### GIVEN TASK
Filter the records below and copy every line containing the word "बरबट".

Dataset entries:
-----

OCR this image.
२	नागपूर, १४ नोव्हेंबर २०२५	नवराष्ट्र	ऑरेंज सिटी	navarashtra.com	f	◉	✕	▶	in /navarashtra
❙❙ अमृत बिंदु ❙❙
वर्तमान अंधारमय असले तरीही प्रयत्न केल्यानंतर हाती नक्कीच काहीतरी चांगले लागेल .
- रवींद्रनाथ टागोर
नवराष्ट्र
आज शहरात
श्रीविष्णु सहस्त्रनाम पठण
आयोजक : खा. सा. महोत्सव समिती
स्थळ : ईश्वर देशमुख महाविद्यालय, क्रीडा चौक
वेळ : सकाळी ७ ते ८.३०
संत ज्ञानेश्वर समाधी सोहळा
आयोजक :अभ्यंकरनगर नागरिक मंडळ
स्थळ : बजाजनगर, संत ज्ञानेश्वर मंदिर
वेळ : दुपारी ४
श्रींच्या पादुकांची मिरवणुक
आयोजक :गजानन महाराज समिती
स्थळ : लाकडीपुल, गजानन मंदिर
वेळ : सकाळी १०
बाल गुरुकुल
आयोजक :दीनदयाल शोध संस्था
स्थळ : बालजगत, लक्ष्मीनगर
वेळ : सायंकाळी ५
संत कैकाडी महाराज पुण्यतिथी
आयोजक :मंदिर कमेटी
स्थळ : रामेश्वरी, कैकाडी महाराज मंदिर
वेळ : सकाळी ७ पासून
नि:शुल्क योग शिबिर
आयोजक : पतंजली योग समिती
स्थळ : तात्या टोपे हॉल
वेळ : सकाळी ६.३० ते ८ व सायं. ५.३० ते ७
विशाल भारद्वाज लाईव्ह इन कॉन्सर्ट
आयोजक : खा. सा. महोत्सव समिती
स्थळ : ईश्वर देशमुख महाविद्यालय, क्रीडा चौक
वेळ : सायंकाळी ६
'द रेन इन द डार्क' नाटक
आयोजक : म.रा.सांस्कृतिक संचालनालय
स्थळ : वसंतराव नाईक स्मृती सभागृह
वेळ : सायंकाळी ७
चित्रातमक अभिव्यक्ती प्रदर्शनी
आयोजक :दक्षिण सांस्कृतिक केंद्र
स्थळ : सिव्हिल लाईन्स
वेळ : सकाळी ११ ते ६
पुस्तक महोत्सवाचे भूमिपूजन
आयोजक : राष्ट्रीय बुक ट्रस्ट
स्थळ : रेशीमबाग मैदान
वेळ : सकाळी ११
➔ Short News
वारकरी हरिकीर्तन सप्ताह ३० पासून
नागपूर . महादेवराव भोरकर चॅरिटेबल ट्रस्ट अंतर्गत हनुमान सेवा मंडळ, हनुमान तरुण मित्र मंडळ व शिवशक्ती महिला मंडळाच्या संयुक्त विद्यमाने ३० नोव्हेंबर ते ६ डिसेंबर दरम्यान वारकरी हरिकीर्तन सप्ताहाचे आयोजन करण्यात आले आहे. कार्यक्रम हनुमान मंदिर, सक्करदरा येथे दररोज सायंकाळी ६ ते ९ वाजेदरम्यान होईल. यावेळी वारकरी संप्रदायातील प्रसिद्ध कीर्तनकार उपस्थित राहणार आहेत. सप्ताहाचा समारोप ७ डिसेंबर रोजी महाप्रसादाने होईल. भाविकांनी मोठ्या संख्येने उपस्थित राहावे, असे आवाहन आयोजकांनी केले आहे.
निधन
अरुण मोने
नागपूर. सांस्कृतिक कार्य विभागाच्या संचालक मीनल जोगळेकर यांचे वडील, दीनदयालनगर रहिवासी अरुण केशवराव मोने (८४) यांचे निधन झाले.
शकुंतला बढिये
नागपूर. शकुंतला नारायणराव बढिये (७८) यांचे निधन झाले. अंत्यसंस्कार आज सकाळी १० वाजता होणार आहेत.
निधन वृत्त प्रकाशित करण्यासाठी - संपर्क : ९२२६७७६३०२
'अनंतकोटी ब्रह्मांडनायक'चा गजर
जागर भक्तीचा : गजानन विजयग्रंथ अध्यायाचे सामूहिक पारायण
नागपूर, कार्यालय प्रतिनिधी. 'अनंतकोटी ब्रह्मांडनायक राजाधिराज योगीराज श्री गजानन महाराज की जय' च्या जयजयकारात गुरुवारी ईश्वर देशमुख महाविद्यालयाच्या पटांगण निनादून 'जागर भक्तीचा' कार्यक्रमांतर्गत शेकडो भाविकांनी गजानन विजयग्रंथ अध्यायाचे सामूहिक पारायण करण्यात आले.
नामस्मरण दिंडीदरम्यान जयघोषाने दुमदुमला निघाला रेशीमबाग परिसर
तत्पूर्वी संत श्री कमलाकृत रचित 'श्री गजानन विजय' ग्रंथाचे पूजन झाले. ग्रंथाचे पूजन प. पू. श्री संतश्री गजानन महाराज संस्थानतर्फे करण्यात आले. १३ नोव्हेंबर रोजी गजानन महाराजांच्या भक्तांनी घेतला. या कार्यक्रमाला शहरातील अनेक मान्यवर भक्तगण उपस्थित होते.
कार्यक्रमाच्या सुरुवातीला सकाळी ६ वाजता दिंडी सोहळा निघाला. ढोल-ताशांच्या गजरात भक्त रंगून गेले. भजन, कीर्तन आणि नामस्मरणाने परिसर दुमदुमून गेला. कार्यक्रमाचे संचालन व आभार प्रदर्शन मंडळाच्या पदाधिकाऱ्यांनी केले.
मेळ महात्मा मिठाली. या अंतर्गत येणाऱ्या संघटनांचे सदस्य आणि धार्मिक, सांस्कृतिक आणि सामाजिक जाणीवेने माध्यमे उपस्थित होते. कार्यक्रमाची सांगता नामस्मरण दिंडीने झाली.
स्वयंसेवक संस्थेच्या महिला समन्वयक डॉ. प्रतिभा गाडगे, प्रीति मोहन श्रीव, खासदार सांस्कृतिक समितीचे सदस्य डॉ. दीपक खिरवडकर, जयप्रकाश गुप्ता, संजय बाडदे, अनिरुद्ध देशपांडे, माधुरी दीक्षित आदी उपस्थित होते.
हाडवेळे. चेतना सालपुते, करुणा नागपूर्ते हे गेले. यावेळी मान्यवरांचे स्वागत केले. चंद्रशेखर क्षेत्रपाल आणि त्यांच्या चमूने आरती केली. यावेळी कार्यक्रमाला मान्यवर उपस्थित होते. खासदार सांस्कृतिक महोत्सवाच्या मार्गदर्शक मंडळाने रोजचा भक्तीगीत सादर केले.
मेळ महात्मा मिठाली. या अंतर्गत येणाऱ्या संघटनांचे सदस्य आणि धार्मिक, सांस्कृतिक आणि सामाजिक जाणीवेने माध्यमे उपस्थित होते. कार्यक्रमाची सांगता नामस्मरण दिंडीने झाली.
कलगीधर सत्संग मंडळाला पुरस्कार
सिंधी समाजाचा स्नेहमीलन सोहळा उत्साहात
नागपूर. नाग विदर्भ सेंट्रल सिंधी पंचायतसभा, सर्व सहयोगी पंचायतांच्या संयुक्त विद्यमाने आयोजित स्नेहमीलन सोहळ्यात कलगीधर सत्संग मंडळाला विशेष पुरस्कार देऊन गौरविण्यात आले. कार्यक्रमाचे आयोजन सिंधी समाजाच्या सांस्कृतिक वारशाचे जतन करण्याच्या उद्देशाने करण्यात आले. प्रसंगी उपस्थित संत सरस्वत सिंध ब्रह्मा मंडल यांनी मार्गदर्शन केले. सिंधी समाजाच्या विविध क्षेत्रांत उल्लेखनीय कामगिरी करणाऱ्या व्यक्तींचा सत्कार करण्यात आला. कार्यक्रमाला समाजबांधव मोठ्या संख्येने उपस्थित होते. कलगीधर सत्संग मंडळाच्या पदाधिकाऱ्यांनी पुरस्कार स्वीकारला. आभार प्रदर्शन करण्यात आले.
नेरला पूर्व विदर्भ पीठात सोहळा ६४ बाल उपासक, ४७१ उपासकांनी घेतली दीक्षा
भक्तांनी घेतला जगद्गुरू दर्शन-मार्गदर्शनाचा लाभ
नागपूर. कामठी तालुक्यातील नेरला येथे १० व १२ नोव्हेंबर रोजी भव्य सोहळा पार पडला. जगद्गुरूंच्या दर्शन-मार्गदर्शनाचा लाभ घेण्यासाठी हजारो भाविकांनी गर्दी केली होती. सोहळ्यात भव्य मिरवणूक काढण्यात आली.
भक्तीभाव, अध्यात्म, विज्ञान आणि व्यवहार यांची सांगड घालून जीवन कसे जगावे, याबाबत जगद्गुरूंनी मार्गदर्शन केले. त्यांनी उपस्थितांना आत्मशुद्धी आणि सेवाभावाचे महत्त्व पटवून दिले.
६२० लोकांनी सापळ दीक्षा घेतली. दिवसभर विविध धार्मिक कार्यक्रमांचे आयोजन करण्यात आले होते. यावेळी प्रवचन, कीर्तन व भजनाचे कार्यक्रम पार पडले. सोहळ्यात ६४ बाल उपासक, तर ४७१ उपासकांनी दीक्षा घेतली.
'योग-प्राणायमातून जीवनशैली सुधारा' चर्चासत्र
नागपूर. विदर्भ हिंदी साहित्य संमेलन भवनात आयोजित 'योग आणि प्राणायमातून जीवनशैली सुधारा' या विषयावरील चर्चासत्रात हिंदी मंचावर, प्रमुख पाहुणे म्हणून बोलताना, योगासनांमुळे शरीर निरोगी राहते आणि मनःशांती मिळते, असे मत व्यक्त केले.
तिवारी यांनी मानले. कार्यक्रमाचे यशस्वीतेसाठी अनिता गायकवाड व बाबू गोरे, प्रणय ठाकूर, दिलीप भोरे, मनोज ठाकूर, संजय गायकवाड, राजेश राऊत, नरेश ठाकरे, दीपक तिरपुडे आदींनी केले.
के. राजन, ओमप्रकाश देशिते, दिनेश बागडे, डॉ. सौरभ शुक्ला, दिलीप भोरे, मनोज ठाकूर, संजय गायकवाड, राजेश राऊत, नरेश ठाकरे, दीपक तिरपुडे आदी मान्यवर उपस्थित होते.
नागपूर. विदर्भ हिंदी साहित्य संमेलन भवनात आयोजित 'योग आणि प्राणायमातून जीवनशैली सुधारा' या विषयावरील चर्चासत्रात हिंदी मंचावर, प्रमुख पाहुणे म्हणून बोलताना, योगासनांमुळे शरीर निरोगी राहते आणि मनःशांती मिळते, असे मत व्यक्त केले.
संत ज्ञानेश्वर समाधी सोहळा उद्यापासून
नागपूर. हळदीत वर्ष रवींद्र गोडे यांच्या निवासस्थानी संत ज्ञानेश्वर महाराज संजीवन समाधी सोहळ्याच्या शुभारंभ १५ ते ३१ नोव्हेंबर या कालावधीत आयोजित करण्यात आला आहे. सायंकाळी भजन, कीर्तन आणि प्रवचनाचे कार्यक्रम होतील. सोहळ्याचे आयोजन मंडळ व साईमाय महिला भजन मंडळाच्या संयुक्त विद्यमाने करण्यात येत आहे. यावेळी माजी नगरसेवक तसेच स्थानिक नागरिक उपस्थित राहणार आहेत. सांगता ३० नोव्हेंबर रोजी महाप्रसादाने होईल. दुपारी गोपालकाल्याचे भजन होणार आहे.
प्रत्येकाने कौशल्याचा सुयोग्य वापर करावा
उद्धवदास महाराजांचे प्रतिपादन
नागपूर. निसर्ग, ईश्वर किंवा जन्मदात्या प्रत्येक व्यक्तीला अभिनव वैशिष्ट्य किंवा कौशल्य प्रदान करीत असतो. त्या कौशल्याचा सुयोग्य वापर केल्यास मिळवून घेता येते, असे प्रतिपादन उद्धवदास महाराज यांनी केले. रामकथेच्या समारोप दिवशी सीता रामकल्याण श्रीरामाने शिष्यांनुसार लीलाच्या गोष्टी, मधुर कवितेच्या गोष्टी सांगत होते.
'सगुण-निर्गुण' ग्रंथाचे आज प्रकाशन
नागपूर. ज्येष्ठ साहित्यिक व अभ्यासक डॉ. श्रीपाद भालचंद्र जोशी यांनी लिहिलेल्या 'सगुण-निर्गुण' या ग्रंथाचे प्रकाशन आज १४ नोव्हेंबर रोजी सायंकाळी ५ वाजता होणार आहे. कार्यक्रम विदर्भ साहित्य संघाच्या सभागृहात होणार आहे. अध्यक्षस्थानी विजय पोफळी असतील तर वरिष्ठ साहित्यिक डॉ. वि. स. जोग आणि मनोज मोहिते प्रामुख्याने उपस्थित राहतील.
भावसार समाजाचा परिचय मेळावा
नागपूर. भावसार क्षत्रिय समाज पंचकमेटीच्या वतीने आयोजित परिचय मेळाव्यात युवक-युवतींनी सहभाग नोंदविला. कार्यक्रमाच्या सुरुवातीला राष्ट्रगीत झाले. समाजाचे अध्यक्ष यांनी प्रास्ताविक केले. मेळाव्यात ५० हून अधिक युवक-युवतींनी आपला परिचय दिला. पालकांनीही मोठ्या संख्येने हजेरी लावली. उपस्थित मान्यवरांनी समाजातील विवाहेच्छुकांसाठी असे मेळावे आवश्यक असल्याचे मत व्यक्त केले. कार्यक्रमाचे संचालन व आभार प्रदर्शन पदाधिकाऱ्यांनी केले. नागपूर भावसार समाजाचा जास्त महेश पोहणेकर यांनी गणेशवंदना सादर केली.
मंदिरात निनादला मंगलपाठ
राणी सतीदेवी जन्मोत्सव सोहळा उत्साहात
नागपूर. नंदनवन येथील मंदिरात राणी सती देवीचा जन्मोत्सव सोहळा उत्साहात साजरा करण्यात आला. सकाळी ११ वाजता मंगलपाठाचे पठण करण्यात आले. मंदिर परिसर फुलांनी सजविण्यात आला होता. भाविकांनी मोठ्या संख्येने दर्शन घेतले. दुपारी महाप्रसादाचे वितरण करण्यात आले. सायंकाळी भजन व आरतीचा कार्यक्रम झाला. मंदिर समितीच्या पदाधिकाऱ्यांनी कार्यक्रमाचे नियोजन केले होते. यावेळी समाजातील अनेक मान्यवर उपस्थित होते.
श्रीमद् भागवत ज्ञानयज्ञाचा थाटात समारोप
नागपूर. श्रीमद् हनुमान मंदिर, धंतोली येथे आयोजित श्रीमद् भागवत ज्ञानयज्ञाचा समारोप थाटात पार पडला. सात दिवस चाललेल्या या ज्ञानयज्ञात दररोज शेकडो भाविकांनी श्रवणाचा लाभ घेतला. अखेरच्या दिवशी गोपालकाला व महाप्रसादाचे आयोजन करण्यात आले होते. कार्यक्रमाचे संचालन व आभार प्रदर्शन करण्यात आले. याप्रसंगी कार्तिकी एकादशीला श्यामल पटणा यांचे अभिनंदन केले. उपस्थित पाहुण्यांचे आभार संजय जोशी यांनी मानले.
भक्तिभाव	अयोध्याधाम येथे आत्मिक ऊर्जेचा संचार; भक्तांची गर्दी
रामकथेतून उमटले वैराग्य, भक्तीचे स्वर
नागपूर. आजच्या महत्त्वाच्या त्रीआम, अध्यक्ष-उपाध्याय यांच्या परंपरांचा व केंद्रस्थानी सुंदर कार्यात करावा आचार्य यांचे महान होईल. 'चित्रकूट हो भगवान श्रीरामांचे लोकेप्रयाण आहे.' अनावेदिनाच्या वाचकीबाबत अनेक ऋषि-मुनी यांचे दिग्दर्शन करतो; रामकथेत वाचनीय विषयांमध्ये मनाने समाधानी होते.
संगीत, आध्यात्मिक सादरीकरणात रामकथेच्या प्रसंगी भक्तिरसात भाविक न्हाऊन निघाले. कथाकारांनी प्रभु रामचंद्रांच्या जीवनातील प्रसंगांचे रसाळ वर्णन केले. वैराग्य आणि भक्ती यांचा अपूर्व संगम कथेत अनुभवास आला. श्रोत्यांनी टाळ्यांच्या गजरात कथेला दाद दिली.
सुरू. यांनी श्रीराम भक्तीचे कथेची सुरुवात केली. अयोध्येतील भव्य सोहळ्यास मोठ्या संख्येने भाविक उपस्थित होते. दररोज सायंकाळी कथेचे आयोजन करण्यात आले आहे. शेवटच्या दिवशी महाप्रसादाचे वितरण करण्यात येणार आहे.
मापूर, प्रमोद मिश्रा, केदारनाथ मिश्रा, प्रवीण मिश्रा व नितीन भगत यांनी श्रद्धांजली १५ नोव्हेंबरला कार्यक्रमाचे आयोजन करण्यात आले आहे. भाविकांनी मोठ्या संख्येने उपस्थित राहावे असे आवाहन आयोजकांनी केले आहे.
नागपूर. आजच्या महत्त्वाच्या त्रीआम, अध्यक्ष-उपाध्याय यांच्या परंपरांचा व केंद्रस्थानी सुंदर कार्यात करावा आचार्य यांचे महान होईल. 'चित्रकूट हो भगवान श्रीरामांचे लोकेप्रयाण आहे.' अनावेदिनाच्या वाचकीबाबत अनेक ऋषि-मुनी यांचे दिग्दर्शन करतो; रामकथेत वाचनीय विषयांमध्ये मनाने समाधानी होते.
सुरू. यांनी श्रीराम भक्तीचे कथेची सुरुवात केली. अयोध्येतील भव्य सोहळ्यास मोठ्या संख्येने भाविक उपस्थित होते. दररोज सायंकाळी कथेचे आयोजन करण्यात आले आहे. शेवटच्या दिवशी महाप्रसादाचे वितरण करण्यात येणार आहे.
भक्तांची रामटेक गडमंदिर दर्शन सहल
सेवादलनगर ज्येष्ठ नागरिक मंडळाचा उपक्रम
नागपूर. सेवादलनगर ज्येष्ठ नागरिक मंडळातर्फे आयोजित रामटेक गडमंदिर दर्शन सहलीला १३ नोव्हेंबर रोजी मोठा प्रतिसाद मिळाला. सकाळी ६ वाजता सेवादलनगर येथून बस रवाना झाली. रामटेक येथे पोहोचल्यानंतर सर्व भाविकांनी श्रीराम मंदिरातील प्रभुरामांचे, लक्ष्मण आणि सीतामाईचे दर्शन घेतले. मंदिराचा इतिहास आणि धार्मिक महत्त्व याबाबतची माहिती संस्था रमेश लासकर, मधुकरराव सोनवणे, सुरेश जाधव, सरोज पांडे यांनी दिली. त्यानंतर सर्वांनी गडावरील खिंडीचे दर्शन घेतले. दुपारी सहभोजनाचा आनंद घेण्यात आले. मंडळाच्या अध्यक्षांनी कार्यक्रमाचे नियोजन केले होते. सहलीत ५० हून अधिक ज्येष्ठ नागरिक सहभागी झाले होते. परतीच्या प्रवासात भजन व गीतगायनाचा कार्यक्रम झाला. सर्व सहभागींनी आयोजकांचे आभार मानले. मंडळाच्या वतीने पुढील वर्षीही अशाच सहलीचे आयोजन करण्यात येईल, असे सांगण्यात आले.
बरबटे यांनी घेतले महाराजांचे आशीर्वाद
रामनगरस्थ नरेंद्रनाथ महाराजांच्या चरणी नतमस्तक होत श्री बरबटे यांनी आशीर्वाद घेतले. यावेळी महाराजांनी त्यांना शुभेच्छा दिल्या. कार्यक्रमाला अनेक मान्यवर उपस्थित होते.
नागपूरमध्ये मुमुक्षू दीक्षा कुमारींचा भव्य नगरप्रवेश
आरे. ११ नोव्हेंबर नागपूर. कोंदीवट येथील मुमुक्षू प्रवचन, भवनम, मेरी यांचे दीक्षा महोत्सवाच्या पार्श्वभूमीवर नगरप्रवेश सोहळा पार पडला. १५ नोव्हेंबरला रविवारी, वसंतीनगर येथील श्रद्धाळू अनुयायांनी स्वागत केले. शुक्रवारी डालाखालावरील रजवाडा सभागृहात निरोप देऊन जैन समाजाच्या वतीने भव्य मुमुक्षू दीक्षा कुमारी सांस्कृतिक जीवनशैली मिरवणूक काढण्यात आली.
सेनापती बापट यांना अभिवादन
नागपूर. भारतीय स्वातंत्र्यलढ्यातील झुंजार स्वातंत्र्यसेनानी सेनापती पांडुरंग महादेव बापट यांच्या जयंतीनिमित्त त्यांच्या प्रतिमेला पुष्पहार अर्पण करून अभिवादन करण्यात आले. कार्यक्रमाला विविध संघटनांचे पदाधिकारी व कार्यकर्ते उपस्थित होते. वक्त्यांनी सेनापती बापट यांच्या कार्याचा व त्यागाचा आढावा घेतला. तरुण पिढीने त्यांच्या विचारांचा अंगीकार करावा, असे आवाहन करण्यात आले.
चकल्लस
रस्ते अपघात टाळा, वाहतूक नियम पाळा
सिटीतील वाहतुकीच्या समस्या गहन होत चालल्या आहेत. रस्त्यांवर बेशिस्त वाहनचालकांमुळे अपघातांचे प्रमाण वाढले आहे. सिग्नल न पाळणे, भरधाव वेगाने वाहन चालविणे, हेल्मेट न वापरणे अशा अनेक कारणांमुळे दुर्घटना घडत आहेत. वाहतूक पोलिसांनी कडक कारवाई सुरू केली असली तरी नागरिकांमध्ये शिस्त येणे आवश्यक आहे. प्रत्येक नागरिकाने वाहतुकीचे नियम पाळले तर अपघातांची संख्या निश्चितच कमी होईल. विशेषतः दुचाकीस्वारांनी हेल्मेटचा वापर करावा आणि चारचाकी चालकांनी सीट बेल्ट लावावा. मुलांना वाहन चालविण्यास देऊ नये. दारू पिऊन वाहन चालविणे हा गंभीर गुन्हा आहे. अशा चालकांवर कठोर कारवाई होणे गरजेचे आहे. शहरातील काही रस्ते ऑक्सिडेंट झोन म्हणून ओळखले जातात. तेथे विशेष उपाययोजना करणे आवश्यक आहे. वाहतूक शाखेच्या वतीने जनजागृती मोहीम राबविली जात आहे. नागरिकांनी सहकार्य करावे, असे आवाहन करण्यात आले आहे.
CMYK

-----

### COMPLETED EXERCISE
बरबटे यांनी घेतले महाराजांचे आशीर्वाद
रामनगरस्थ नरेंद्रनाथ महाराजांच्या चरणी नतमस्तक होत श्री बरबटे यांनी आशीर्वाद घेतले. यावेळी महाराजांनी त्यांना शुभेच्छा दिल्या. कार्यक्रमाला अनेक मान्यवर उपस्थित होते.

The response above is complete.